**Source data**
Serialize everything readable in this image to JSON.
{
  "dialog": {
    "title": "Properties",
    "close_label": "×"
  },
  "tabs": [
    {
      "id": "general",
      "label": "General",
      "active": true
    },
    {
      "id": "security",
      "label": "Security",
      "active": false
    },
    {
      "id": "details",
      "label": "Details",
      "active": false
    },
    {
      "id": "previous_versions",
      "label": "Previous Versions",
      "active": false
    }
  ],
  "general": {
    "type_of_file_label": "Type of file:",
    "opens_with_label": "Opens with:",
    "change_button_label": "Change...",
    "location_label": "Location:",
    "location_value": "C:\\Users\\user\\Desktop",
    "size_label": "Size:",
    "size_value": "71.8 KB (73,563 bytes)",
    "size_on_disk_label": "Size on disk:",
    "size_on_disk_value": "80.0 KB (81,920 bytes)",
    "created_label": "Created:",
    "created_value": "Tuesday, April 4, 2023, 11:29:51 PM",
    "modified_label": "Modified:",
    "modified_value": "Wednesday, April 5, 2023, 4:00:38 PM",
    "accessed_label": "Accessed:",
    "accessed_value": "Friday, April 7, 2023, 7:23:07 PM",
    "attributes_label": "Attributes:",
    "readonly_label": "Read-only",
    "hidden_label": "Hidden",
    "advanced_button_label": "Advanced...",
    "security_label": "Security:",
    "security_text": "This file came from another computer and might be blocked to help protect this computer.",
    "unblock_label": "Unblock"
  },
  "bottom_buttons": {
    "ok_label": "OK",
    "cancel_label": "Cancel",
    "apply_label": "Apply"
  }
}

**Task**
Repeat every line of the records above exactly.

**Task response**
Serialize everything readable in this image to JSON.
{
  "dialog": {
    "title": "Properties",
    "close_label": "×"
  },
  "tabs": [
    {
      "id": "general",
      "label": "General",
      "active": true
    },
    {
      "id": "security",
      "label": "Security",
      "active": false
    },
    {
      "id": "details",
      "label": "Details",
      "active": false
    },
    {
      "id": "previous_versions",
      "label": "Previous Versions",
      "active": false
    }
  ],
  "general": {
    "type_of_file_label": "Type of file:",
    "opens_with_label": "Opens with:",
    "change_button_label": "Change...",
    "location_label": "Location:",
    "location_value": "C:\\Users\\user\\Desktop",
    "size_label": "Size:",
    "size_value": "71.8 KB (73,563 bytes)",
    "size_on_disk_label": "Size on disk:",
    "size_on_disk_value": "80.0 KB (81,920 bytes)",
    "created_label": "Created:",
    "created_value": "Tuesday, April 4, 2023, 11:29:51 PM",
    "modified_label": "Modified:",
    "modified_value": "Wednesday, April 5, 2023, 4:00:38 PM",
    "accessed_label": "Accessed:",
    "accessed_value": "Friday, April 7, 2023, 7:23:07 PM",
    "attributes_label": "Attributes:",
    "readonly_label": "Read-only",
    "hidden_label": "Hidden",
    "advanced_button_label": "Advanced...",
    "security_label": "Security:",
    "security_text": "This file came from another computer and might be blocked to help protect this computer.",
    "unblock_label": "Unblock"
  },
  "bottom_buttons": {
    "ok_label": "OK",
    "cancel_label": "Cancel",
    "apply_label": "Apply"
  }
}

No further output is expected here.